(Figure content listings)
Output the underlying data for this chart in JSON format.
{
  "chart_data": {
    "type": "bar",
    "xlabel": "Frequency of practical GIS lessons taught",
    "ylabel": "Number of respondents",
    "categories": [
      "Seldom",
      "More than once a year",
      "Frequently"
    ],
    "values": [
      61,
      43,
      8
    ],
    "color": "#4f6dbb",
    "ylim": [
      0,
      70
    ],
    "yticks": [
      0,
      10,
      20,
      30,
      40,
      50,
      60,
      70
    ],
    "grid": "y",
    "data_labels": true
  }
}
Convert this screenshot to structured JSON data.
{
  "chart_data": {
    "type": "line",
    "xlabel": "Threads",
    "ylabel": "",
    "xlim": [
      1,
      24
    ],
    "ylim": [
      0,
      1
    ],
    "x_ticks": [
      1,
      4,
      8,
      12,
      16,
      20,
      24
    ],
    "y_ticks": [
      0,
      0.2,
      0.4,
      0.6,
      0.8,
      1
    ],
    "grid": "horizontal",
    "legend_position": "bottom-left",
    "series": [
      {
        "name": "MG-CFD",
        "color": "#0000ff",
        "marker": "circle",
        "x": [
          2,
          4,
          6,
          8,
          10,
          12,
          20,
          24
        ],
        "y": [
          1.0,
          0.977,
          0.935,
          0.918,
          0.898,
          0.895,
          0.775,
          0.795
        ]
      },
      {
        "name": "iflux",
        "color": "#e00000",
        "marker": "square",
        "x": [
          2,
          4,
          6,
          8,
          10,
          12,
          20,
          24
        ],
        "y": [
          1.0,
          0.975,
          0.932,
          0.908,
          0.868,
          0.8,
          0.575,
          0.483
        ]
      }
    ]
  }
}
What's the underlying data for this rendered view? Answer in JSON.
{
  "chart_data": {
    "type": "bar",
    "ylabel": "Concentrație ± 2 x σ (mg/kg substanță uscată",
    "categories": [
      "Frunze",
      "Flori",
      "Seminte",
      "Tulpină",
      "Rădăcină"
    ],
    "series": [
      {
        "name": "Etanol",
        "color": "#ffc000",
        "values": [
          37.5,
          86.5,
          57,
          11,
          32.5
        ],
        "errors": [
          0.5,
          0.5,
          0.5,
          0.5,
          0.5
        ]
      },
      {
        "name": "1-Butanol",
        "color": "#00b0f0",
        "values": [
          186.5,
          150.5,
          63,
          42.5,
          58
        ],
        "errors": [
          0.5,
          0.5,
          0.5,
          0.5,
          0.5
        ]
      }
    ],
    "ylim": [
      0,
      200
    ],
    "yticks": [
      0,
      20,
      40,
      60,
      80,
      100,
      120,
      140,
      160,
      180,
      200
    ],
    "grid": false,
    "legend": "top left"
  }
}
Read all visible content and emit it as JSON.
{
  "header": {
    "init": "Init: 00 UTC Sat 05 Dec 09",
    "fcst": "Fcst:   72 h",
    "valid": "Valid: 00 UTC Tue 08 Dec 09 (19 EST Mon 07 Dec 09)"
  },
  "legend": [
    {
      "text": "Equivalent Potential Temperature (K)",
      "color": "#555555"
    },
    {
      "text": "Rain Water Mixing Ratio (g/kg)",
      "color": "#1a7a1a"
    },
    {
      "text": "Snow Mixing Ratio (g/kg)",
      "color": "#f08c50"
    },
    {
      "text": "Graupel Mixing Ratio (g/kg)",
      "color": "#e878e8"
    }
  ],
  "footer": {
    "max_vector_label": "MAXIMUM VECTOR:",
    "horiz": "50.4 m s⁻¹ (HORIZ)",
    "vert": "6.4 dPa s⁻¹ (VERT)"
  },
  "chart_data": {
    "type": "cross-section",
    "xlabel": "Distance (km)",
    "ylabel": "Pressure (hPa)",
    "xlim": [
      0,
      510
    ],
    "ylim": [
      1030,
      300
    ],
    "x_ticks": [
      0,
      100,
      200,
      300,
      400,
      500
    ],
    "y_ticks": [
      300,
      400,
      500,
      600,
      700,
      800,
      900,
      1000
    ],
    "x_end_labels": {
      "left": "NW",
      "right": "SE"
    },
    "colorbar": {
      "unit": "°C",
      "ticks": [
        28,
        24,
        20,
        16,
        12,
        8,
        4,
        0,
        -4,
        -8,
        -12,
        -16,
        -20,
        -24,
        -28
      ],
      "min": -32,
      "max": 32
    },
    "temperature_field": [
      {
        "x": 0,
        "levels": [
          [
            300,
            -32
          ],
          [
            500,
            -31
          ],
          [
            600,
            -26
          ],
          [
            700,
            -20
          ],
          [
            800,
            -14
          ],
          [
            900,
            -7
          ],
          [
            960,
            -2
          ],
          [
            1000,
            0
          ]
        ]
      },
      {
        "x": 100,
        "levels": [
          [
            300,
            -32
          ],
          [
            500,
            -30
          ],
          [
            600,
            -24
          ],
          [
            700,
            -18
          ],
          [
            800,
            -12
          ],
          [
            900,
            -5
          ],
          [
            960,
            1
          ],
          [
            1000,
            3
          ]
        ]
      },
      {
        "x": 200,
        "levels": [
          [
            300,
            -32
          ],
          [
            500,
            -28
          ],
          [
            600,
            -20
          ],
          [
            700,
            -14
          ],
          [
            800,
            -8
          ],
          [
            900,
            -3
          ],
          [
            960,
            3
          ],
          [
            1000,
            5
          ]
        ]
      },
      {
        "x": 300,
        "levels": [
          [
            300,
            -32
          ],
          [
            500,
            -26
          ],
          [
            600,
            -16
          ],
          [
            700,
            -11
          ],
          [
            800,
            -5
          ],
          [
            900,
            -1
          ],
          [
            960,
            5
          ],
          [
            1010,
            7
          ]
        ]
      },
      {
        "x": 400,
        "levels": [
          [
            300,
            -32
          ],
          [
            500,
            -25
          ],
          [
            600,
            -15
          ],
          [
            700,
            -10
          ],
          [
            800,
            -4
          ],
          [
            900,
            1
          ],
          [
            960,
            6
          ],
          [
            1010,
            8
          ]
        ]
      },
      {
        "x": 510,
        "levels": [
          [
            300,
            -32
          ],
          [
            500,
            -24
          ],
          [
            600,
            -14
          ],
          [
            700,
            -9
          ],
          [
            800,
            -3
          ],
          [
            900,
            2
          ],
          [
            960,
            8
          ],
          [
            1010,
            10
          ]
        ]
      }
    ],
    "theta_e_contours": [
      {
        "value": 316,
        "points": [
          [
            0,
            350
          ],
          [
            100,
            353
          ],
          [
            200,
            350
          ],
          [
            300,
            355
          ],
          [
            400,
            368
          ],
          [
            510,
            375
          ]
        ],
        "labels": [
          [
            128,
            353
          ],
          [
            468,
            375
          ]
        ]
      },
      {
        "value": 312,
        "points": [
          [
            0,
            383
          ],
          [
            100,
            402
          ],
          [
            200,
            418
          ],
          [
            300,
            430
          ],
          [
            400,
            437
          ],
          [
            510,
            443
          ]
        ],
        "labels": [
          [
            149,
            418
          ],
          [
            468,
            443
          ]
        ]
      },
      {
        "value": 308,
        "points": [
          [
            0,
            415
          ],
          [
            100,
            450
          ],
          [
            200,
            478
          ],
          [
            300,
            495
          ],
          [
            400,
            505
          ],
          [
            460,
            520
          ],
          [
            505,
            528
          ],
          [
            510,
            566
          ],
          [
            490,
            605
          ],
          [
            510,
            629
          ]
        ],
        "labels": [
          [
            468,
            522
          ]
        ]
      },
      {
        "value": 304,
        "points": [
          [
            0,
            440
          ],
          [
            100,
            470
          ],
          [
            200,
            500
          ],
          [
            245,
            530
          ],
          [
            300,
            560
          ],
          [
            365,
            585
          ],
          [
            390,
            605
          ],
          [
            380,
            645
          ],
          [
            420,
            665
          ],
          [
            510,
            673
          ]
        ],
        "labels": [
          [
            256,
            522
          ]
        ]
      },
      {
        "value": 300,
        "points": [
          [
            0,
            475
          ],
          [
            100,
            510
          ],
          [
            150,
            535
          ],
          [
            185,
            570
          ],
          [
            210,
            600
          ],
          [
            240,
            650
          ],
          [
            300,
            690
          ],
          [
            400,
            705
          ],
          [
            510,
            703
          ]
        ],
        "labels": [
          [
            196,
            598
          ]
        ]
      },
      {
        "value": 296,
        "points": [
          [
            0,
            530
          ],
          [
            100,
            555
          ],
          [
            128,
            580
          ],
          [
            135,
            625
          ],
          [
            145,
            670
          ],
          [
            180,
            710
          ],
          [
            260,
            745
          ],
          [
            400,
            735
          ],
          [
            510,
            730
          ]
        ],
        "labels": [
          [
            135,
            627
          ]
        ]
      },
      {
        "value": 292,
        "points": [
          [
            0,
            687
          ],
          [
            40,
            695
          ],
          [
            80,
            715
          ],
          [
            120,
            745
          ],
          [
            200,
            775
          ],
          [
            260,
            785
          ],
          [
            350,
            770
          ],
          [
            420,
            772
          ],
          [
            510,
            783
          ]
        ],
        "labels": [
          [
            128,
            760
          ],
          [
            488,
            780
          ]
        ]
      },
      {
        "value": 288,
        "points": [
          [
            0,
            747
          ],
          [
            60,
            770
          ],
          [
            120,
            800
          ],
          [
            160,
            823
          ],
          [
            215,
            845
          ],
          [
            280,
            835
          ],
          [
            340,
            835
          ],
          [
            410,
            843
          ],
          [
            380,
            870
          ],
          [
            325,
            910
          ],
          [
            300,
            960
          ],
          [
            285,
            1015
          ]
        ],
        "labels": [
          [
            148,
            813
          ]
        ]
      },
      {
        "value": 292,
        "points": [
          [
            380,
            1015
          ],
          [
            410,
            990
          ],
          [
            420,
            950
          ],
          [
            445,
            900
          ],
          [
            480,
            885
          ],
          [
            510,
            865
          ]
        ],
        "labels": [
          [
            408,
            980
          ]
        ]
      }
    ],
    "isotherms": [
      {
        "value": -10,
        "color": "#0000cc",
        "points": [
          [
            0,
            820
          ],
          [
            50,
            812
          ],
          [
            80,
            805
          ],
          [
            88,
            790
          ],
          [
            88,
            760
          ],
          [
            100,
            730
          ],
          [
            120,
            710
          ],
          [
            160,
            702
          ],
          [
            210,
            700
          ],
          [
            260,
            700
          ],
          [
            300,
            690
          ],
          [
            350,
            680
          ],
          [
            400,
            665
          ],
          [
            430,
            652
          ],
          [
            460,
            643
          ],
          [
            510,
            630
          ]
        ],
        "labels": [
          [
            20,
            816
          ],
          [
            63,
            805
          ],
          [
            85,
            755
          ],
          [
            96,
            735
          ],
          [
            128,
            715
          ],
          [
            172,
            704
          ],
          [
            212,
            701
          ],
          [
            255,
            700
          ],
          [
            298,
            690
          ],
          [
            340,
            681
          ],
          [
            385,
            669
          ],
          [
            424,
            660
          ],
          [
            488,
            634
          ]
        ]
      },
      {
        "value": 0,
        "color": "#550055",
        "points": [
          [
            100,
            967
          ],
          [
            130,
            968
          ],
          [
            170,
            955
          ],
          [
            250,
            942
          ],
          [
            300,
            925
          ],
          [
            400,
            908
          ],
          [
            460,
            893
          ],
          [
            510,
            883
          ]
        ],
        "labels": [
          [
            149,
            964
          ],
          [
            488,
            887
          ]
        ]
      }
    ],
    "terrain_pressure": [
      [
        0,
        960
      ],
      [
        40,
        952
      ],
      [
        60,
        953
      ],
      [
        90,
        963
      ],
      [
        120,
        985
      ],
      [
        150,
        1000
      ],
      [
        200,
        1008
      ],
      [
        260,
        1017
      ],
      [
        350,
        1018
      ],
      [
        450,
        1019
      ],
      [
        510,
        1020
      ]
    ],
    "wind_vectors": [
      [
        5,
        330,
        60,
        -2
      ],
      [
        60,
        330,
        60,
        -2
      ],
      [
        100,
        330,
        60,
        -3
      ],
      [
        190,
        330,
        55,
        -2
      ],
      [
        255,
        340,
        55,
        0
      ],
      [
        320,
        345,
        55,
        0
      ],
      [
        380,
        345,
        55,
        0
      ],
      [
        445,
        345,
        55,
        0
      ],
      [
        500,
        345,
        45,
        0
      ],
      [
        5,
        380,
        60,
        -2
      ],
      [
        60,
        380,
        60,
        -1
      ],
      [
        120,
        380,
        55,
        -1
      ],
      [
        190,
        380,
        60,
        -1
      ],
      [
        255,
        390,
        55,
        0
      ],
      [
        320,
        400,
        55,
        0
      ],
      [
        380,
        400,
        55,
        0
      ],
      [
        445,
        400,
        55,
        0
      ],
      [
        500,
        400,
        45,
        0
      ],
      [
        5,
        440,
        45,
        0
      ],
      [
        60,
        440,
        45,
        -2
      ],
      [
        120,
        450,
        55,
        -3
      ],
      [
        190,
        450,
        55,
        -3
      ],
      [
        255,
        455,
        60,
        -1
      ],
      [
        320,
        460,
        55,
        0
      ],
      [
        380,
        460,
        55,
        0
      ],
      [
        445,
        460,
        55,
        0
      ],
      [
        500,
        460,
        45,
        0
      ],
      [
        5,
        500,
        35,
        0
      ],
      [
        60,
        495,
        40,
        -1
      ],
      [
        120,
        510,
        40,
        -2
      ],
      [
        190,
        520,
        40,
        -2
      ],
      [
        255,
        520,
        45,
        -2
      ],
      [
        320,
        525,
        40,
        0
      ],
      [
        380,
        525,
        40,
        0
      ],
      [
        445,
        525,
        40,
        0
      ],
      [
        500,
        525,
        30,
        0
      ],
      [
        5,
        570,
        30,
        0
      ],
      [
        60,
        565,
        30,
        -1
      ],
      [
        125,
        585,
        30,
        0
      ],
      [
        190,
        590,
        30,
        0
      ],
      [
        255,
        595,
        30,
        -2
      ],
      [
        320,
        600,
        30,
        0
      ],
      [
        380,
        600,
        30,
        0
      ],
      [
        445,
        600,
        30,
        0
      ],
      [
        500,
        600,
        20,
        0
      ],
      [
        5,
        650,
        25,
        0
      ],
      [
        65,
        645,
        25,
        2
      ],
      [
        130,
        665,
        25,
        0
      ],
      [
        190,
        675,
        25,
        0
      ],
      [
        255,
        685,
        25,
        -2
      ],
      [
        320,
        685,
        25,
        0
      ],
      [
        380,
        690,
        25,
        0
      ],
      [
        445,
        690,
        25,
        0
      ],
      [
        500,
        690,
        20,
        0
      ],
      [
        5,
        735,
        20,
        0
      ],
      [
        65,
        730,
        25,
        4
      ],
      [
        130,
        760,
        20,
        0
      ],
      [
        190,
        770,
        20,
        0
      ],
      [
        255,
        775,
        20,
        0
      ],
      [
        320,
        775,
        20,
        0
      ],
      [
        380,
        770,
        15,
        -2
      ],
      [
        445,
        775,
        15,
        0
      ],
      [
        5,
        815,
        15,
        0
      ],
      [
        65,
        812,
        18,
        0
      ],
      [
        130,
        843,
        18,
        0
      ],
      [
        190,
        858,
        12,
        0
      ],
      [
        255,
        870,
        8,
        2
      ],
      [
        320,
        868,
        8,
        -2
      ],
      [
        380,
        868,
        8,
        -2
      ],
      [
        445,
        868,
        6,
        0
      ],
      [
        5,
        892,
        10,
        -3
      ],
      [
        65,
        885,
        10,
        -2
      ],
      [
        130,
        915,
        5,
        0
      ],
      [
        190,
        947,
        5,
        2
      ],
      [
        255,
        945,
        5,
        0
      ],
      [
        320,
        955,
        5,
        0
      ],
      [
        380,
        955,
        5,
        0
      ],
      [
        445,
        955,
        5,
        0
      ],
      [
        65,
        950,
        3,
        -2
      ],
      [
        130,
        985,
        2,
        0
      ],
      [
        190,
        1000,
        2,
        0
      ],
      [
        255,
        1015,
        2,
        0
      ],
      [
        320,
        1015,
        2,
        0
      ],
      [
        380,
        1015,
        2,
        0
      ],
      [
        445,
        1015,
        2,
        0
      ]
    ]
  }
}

- [WORK TO COMPLETE]:
From the records above, pull out each line that has "type".

- [SOLUTION TO THE EXERCISE]:
    "type": "bar",
    "type": "line",
    "type": "bar",
    "type": "cross-section",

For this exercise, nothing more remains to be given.